_Your task_:
Copy out every one of the lines below word for word, leaving out the pictures.

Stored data
•••

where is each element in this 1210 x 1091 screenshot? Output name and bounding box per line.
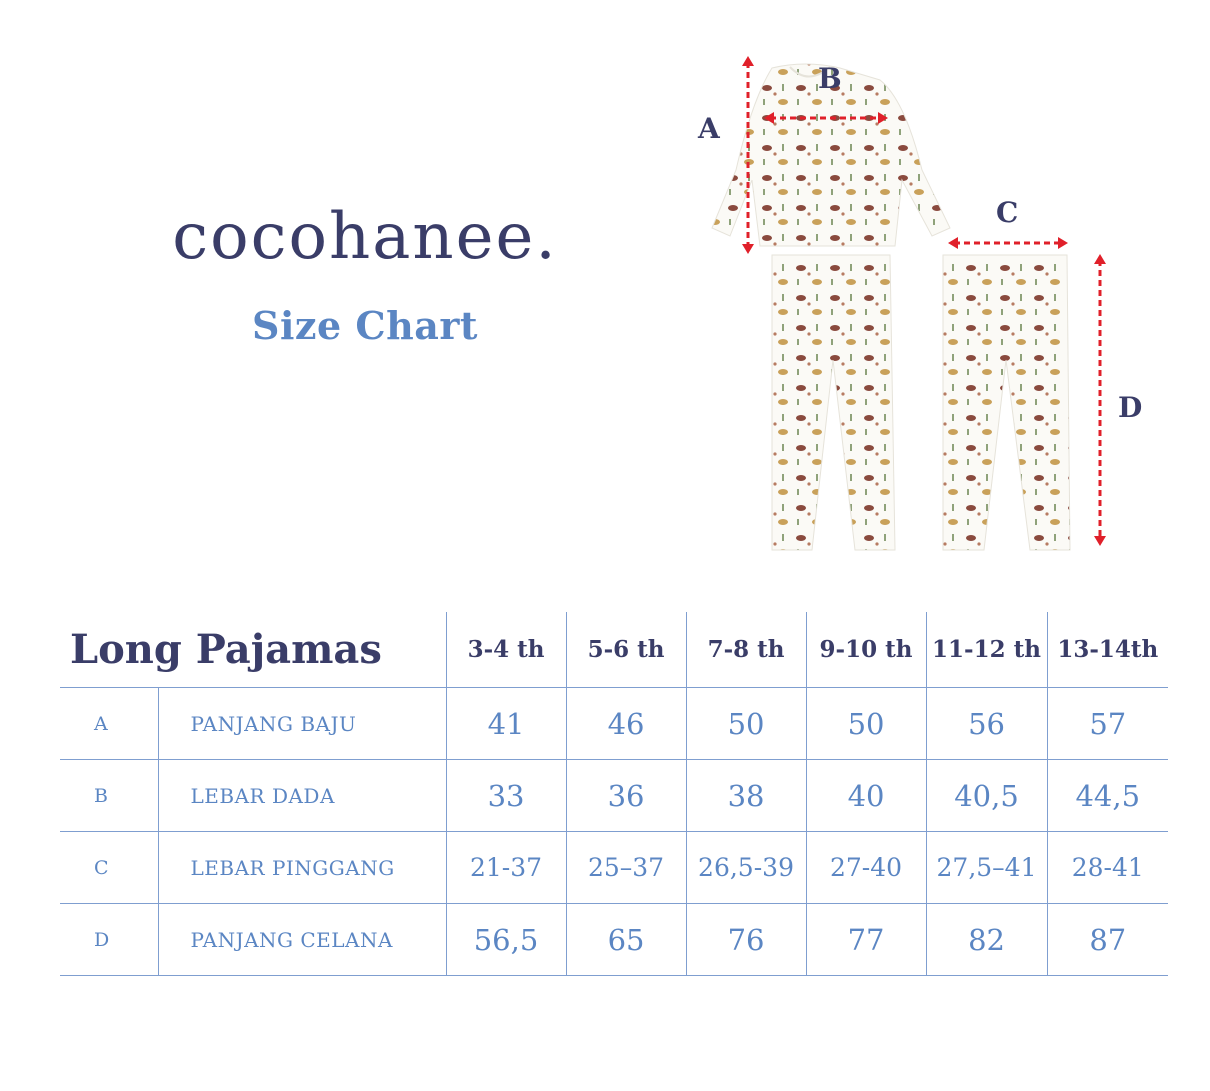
table-cell: 77	[805, 903, 927, 976]
table-cell: 28-41	[1046, 831, 1169, 904]
table-cell: 27-40	[805, 831, 927, 904]
table-row: D PANJANG CELANA 56,5 65 76 77 82 87	[60, 903, 1169, 976]
row-code: D	[60, 903, 158, 976]
table-cell: 76	[685, 903, 807, 976]
label-d: D	[1118, 391, 1142, 424]
table-cell: 50	[805, 687, 927, 760]
size-header: 3-4 th	[445, 612, 567, 688]
label-a: A	[697, 112, 721, 145]
row-label: LEBAR PINGGANG	[157, 831, 447, 904]
table-row: A PANJANG BAJU 41 46 50 50 56 57	[60, 687, 1169, 760]
page-subtitle: Size Chart	[252, 303, 478, 348]
table-cell: 38	[685, 759, 807, 832]
table-cell: 41	[445, 687, 567, 760]
table-cell: 27,5–41	[925, 831, 1048, 904]
brand-logo: cocohanee.	[172, 200, 558, 274]
size-header: 9-10 th	[805, 612, 927, 688]
table-cell: 46	[565, 687, 687, 760]
pants-garment-right	[942, 254, 1071, 551]
table-header-row: Long Pajamas 3-4 th 5-6 th 7-8 th 9-10 t…	[60, 612, 1169, 688]
table-cell: 87	[1046, 903, 1169, 976]
size-table: Long Pajamas 3-4 th 5-6 th 7-8 th 9-10 t…	[60, 612, 1169, 976]
table-cell: 40	[805, 759, 927, 832]
table-cell: 56,5	[445, 903, 567, 976]
brand-block: cocohanee. Size Chart	[130, 205, 600, 348]
row-code: B	[60, 759, 158, 832]
row-label: PANJANG BAJU	[157, 687, 447, 760]
size-header: 5-6 th	[565, 612, 687, 688]
size-header: 13-14th	[1046, 612, 1169, 688]
table-cell: 57	[1046, 687, 1169, 760]
table-row: B LEBAR DADA 33 36 38 40 40,5 44,5	[60, 759, 1169, 832]
size-header: 7-8 th	[685, 612, 807, 688]
row-label: PANJANG CELANA	[157, 903, 447, 976]
table-cell: 36	[565, 759, 687, 832]
row-code: C	[60, 831, 158, 904]
label-b: B	[818, 62, 842, 95]
table-cell: 26,5-39	[685, 831, 807, 904]
table-cell: 44,5	[1046, 759, 1169, 832]
table-title: Long Pajamas	[70, 626, 382, 673]
table-cell: 25–37	[565, 831, 687, 904]
table-cell: 50	[685, 687, 807, 760]
table-cell: 33	[445, 759, 567, 832]
row-label: LEBAR DADA	[157, 759, 447, 832]
size-header: 11-12 th	[925, 612, 1048, 688]
pants-garment-left	[771, 254, 896, 551]
pajama-illustration: A B C D	[697, 56, 1142, 551]
table-row: C LEBAR PINGGANG 21-37 25–37 26,5-39 27-…	[60, 831, 1169, 904]
row-code: A	[60, 687, 158, 760]
table-cell: 82	[925, 903, 1048, 976]
label-c: C	[996, 196, 1018, 229]
table-cell: 40,5	[925, 759, 1048, 832]
table-cell: 56	[925, 687, 1048, 760]
table-cell: 65	[565, 903, 687, 976]
table-cell: 21-37	[445, 831, 567, 904]
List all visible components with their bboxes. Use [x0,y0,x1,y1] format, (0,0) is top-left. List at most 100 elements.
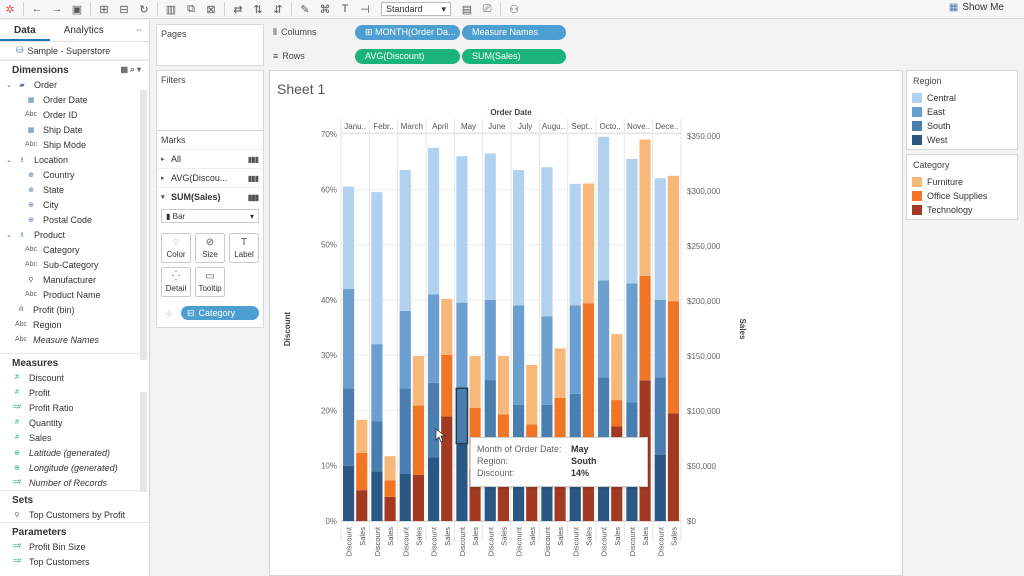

•••

_Response to the exercise_:
where is each element in this 1210 x 1091 screenshot? Output name and bounding box per line.
table-cell: 77	[805, 903, 927, 976]
table-cell: 28-41	[1046, 831, 1169, 904]
table-cell: 27-40	[805, 831, 927, 904]
table-row: D PANJANG CELANA 56,5 65 76 77 82 87	[60, 903, 1169, 976]
row-code: D	[60, 903, 158, 976]
table-cell: 76	[685, 903, 807, 976]
label-d: D	[1118, 391, 1142, 424]
table-cell: 50	[805, 687, 927, 760]
size-header: 3-4 th	[445, 612, 567, 688]
label-a: A	[697, 112, 721, 145]
row-label: LEBAR PINGGANG	[157, 831, 447, 904]
table-row: A PANJANG BAJU 41 46 50 50 56 57	[60, 687, 1169, 760]
page-subtitle: Size Chart	[252, 303, 478, 348]
table-cell: 38	[685, 759, 807, 832]
table-cell: 41	[445, 687, 567, 760]
table-cell: 27,5–41	[925, 831, 1048, 904]
brand-logo: cocohanee.	[172, 200, 558, 274]
size-header: 9-10 th	[805, 612, 927, 688]
table-cell: 46	[565, 687, 687, 760]
pants-garment-right	[942, 254, 1071, 551]
table-header-row: Long Pajamas 3-4 th 5-6 th 7-8 th 9-10 t…	[60, 612, 1169, 688]
table-cell: 87	[1046, 903, 1169, 976]
size-table: Long Pajamas 3-4 th 5-6 th 7-8 th 9-10 t…	[60, 612, 1169, 976]
table-cell: 40	[805, 759, 927, 832]
table-cell: 56,5	[445, 903, 567, 976]
brand-block: cocohanee. Size Chart	[130, 205, 600, 348]
row-code: B	[60, 759, 158, 832]
row-label: PANJANG BAJU	[157, 687, 447, 760]
size-header: 5-6 th	[565, 612, 687, 688]
size-header: 13-14th	[1046, 612, 1169, 688]
table-cell: 57	[1046, 687, 1169, 760]
table-row: B LEBAR DADA 33 36 38 40 40,5 44,5	[60, 759, 1169, 832]
size-header: 7-8 th	[685, 612, 807, 688]
row-label: PANJANG CELANA	[157, 903, 447, 976]
table-cell: 36	[565, 759, 687, 832]
row-code: C	[60, 831, 158, 904]
label-b: B	[818, 62, 842, 95]
table-cell: 26,5-39	[685, 831, 807, 904]
table-cell: 44,5	[1046, 759, 1169, 832]
table-title: Long Pajamas	[70, 626, 382, 673]
table-cell: 25–37	[565, 831, 687, 904]
table-cell: 50	[685, 687, 807, 760]
table-cell: 33	[445, 759, 567, 832]
row-label: LEBAR DADA	[157, 759, 447, 832]
size-header: 11-12 th	[925, 612, 1048, 688]
pants-garment-left	[771, 254, 896, 551]
pajama-illustration: A B C D	[697, 56, 1142, 551]
table-row: C LEBAR PINGGANG 21-37 25–37 26,5-39 27-…	[60, 831, 1169, 904]
row-code: A	[60, 687, 158, 760]
table-cell: 82	[925, 903, 1048, 976]
label-c: C	[996, 196, 1018, 229]
table-cell: 40,5	[925, 759, 1048, 832]
table-cell: 56	[925, 687, 1048, 760]
table-cell: 65	[565, 903, 687, 976]
table-cell: 21-37	[445, 831, 567, 904]
List all visible components with their bboxes. Use [x0,y0,x1,y1] format, (0,0) is top-left. List at most 100 elements.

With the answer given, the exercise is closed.